▸ Saved data entries
• • • • •
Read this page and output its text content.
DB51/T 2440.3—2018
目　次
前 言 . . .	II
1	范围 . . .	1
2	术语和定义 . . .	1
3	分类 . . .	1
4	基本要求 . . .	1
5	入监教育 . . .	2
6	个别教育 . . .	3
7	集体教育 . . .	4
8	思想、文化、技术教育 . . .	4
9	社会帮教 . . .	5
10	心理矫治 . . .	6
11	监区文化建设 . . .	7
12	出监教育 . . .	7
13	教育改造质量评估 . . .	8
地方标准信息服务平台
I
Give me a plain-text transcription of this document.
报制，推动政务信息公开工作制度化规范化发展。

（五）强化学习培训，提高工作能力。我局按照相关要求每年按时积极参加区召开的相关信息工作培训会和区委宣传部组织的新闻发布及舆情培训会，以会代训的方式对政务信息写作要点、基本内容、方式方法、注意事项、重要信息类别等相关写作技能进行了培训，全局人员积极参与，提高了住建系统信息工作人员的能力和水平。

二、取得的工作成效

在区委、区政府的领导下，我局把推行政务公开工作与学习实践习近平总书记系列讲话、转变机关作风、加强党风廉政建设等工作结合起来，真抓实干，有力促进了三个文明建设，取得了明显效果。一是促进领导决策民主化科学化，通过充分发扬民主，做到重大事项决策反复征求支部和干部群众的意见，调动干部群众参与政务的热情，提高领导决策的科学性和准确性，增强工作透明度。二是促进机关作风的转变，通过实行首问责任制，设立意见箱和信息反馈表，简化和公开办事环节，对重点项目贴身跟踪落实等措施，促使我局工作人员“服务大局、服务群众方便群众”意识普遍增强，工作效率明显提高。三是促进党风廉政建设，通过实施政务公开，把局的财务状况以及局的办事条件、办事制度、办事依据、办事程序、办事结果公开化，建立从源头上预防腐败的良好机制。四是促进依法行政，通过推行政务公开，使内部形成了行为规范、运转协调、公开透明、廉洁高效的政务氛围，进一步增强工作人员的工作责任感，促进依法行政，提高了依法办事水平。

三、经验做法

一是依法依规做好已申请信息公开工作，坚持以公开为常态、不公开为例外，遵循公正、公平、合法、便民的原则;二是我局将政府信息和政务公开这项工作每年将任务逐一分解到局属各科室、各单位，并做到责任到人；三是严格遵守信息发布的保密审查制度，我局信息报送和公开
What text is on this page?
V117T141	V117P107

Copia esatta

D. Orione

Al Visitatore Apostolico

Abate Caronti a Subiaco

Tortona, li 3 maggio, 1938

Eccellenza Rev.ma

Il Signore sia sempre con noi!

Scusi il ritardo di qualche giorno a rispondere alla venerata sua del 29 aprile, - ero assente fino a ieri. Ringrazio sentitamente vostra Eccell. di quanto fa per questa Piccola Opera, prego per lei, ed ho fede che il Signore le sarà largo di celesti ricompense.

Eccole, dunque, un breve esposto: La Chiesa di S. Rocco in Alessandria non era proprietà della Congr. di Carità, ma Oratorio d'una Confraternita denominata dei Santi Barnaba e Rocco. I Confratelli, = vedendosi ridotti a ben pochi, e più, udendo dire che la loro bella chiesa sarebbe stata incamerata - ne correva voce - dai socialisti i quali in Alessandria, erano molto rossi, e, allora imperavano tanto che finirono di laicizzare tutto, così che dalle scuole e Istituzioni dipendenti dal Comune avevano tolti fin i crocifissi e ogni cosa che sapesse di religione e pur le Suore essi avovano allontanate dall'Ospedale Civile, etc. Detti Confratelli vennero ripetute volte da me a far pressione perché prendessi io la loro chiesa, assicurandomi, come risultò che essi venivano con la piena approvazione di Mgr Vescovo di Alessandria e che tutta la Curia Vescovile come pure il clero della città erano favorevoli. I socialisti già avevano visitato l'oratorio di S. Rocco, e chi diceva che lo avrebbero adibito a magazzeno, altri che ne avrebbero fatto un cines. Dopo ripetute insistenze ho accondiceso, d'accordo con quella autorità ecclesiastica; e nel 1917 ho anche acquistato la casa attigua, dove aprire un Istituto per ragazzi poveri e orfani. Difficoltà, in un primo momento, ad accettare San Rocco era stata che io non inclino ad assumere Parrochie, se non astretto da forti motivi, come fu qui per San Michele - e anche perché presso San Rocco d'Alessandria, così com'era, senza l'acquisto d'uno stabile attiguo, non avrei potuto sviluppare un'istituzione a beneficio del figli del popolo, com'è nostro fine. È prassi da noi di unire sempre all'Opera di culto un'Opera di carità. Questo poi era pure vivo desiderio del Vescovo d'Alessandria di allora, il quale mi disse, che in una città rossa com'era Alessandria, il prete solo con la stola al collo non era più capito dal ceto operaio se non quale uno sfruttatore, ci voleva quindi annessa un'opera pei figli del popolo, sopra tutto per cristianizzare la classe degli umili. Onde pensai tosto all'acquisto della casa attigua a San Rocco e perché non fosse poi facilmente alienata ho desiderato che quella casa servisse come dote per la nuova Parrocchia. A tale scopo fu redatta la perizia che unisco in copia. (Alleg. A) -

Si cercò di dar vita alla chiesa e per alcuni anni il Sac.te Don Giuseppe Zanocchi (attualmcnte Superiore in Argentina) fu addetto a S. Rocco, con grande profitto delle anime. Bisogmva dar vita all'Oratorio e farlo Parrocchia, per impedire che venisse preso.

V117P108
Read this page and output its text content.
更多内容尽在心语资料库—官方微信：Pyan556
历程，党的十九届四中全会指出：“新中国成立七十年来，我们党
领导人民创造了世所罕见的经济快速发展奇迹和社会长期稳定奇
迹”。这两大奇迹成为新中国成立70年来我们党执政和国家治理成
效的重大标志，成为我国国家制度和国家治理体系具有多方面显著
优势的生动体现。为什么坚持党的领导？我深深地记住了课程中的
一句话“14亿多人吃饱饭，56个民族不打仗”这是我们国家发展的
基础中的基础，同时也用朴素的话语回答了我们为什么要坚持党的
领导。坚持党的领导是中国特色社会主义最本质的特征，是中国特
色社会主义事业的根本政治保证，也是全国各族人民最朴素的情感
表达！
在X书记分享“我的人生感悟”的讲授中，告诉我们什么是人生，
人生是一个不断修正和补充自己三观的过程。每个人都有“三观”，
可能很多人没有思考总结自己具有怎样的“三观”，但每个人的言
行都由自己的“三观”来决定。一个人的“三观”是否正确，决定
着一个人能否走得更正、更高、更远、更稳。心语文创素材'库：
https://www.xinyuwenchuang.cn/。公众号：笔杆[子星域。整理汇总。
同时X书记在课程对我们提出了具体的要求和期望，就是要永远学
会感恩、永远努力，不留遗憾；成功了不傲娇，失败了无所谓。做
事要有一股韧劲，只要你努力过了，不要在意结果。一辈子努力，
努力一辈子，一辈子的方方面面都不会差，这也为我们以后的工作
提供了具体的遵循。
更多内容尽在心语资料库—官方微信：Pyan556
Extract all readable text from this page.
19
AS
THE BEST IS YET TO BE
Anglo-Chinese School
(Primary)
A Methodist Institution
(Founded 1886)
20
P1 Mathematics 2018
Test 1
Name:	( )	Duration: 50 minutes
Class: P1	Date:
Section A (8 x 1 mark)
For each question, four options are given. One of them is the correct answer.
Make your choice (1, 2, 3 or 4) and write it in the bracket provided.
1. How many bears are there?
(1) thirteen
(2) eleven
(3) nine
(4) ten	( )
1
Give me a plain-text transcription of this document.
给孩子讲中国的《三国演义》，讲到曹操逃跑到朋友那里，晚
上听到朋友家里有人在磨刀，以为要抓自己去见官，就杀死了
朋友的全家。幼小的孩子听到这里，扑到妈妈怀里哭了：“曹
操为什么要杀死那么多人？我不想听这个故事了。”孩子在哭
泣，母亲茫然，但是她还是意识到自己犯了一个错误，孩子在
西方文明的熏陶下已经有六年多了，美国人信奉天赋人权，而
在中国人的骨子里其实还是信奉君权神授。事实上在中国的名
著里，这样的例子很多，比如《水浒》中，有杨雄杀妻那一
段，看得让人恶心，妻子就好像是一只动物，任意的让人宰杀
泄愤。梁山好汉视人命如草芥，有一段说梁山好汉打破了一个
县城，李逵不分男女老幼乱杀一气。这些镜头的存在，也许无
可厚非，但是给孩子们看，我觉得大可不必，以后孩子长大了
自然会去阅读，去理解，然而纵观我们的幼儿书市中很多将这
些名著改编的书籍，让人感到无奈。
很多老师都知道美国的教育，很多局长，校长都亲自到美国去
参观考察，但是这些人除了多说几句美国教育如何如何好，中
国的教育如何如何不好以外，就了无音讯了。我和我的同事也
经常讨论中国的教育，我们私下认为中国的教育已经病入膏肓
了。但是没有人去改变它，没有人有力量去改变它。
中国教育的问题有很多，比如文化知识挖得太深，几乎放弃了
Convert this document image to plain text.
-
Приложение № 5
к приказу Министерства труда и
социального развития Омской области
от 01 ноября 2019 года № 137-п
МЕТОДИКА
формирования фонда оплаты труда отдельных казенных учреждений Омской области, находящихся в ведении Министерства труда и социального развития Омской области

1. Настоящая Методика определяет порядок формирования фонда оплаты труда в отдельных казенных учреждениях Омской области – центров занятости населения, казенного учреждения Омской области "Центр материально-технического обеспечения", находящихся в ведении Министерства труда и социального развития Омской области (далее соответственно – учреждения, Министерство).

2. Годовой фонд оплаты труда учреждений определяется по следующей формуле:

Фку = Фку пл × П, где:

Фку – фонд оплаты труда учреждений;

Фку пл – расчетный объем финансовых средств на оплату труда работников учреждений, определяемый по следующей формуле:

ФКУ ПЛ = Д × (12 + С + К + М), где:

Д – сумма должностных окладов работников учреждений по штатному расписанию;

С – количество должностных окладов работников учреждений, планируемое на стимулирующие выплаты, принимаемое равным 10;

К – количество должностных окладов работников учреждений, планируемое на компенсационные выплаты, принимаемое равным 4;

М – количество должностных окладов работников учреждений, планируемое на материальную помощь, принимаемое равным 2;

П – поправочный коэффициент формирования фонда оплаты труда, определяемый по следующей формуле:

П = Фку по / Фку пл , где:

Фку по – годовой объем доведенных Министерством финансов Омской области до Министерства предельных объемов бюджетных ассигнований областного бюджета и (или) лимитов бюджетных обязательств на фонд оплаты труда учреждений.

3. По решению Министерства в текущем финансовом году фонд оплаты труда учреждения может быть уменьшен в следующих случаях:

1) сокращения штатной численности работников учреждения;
• • • • •
▸ Set exercise
Extract each line from the listing that holds the word "следующей".

▸ Answer for the task
2. Годовой фонд оплаты труда учреждений определяется по следующей формуле:
Фку пл – расчетный объем финансовых средств на оплату труда работников учреждений, определяемый по следующей формуле:
П – поправочный коэффициент формирования фонда оплаты труда, определяемый по следующей формуле:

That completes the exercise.